Written request:
Search the listing below for "care". Copy each matching line.

Source data:
==================================================
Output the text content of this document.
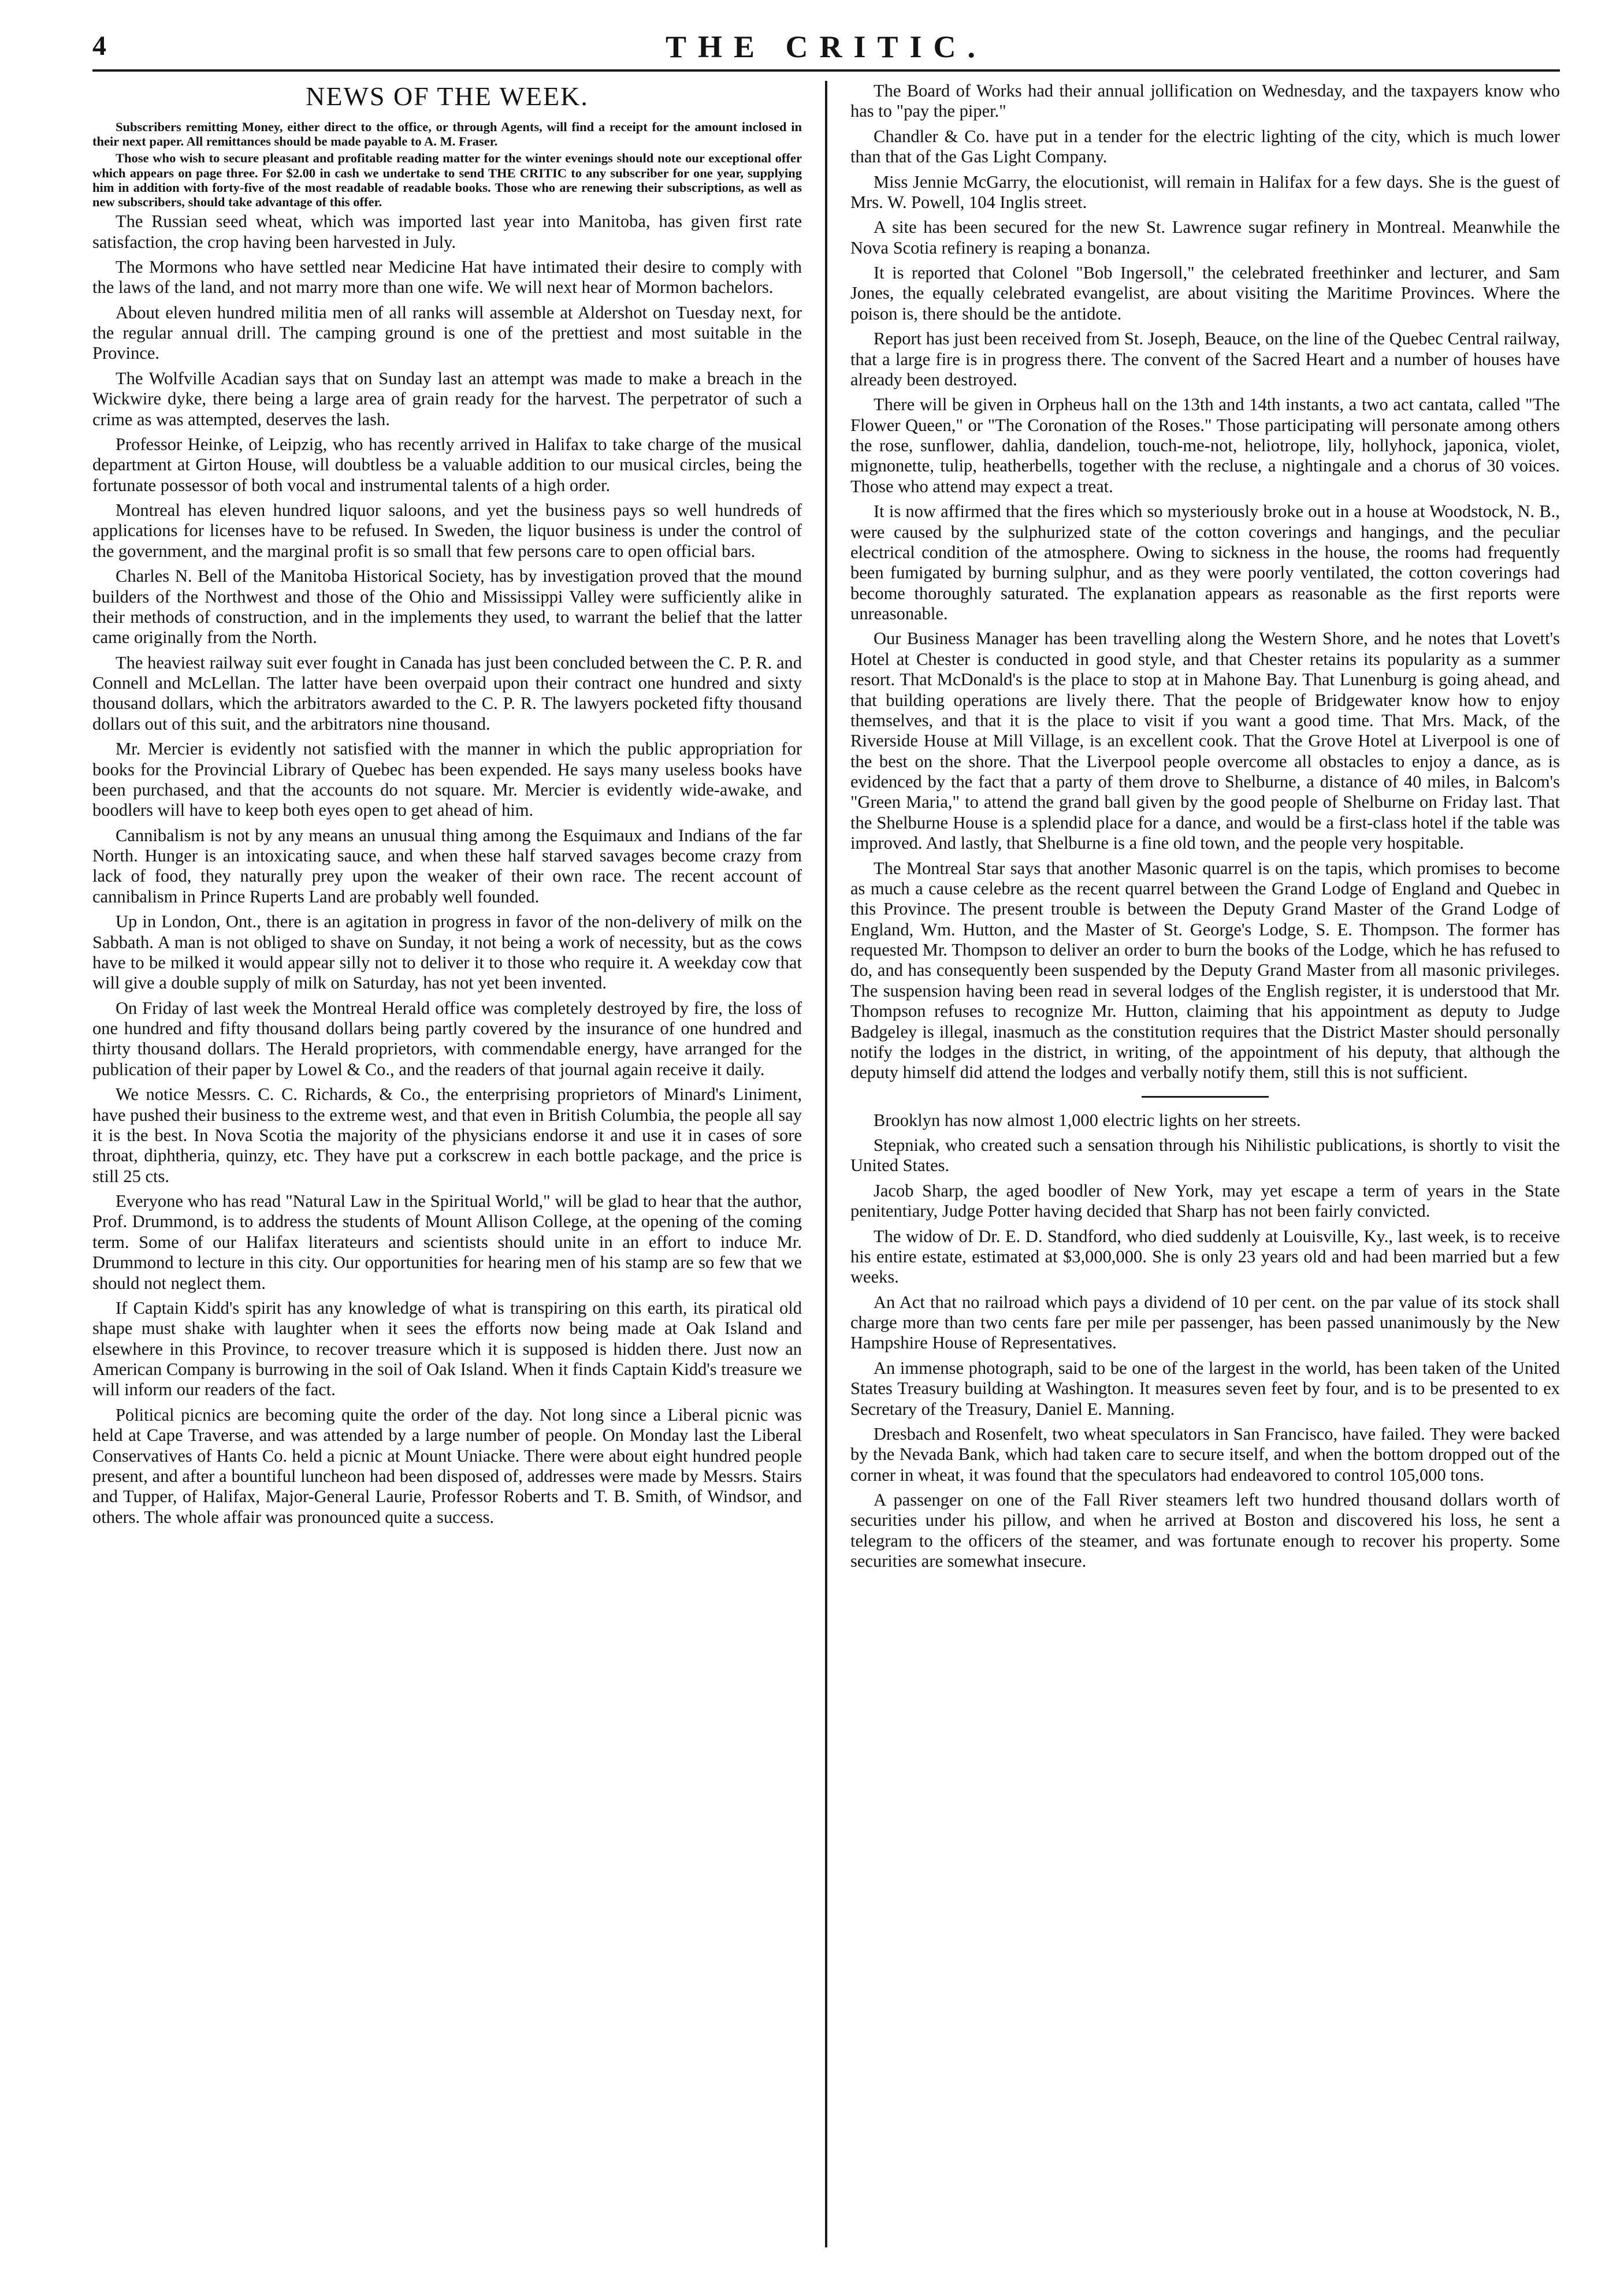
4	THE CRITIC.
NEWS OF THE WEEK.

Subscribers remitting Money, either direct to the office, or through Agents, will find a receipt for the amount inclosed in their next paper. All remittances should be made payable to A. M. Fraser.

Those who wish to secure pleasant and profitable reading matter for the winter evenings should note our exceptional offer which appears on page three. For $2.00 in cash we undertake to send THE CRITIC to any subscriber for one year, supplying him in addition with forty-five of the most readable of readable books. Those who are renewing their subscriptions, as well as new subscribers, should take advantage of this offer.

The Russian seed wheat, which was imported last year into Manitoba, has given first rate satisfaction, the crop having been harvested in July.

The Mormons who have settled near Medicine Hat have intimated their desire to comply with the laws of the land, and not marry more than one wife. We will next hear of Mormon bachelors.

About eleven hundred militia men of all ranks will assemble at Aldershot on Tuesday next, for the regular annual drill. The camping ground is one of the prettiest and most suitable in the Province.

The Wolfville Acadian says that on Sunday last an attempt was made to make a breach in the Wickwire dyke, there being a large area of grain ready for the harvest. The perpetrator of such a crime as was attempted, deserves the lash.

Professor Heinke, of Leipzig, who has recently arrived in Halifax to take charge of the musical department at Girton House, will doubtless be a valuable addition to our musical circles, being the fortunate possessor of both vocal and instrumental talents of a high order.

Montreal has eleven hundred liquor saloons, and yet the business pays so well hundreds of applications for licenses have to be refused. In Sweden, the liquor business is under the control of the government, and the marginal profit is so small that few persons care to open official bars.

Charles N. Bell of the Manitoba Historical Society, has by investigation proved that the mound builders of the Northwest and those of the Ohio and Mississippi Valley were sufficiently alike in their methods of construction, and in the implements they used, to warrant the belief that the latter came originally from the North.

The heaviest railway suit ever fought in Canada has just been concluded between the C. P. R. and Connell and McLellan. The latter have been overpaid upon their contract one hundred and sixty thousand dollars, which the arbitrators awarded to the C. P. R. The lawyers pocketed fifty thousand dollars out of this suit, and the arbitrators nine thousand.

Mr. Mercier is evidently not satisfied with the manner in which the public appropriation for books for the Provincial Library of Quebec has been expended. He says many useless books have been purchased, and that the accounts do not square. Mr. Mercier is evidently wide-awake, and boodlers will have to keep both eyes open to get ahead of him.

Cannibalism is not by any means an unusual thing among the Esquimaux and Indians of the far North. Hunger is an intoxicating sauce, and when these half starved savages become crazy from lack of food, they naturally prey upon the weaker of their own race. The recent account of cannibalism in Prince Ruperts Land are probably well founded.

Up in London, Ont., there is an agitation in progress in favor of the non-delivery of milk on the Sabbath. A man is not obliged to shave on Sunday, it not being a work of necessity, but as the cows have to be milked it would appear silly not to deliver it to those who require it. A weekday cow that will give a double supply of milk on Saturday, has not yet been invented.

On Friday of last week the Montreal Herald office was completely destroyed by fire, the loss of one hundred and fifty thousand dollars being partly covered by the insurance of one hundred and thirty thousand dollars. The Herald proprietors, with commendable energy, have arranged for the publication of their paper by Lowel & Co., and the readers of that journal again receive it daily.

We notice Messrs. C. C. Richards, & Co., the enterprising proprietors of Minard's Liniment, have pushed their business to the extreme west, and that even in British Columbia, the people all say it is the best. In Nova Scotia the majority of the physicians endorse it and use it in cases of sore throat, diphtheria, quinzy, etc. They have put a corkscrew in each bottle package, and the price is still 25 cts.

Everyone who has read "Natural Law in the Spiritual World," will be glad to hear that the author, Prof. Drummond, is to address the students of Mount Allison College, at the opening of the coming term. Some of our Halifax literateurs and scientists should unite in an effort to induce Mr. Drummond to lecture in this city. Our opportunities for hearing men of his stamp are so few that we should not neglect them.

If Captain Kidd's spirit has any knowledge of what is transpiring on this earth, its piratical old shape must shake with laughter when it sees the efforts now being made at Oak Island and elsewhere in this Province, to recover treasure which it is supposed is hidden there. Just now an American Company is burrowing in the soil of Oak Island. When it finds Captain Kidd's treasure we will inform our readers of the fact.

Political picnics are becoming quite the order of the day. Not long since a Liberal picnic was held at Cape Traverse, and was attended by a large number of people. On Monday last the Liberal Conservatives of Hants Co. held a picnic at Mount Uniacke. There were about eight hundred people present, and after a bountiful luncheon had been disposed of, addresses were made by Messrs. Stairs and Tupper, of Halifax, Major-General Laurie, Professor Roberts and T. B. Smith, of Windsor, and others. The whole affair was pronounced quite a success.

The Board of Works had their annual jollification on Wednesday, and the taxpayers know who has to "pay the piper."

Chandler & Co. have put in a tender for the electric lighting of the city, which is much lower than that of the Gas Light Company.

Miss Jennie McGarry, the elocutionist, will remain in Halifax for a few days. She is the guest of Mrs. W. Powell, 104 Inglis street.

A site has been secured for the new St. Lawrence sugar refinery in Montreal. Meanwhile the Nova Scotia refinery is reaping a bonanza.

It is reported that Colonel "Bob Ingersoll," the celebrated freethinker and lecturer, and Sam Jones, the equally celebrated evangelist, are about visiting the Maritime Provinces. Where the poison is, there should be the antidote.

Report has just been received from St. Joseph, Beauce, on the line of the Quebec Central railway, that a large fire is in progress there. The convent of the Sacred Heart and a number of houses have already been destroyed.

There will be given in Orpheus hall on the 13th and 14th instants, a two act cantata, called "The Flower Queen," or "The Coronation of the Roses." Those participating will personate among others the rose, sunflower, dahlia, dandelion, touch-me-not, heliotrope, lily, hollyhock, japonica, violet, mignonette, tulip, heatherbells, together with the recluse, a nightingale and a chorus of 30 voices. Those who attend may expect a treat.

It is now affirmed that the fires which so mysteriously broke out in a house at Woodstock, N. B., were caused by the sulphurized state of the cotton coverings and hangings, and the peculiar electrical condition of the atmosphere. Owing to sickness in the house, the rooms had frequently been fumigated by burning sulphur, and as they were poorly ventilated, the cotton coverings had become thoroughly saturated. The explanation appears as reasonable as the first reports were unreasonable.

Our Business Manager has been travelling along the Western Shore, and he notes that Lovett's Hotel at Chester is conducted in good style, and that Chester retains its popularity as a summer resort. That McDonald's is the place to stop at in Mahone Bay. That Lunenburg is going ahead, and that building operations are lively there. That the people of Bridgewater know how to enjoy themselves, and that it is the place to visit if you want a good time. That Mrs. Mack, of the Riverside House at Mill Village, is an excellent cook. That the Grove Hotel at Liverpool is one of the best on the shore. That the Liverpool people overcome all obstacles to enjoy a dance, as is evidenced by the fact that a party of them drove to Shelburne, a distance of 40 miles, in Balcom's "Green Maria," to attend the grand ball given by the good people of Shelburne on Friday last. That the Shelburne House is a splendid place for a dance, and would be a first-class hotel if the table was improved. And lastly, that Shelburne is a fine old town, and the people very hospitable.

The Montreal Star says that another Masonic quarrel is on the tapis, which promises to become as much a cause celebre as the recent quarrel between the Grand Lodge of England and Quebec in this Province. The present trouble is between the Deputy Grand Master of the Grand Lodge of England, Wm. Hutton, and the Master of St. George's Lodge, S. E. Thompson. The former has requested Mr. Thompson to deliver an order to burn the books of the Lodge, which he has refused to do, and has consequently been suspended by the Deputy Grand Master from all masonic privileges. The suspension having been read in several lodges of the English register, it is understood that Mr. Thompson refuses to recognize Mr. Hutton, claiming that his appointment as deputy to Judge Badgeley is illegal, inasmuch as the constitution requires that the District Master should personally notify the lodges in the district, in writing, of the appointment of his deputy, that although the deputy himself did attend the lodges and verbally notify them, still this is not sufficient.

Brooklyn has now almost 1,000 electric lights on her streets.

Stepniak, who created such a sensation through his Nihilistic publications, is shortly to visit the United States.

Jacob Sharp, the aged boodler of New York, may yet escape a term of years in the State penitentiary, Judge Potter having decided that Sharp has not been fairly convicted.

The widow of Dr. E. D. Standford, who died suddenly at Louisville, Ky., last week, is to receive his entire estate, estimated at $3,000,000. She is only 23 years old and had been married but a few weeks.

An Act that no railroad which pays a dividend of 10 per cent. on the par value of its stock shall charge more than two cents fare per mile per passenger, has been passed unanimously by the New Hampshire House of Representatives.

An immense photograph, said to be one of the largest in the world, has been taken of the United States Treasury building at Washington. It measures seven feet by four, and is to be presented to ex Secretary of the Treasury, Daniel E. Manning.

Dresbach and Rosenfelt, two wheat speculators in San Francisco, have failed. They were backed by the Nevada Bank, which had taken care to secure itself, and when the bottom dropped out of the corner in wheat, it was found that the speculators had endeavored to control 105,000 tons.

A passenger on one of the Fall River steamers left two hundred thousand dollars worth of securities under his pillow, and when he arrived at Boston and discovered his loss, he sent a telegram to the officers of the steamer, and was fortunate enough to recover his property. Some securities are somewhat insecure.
==================================================
Result of the exercise:
Montreal has eleven hundred liquor saloons, and yet the business pays so well hundreds of applications for licenses have to be refused. In Sweden, the liquor business is under the control of the government, and the marginal profit is so small that few persons care to open official bars.
Dresbach and Rosenfelt, two wheat speculators in San Francisco, have failed. They were backed by the Nevada Bank, which had taken care to secure itself, and when the bottom dropped out of the corner in wheat, it was found that the speculators had endeavored to control 105,000 tons.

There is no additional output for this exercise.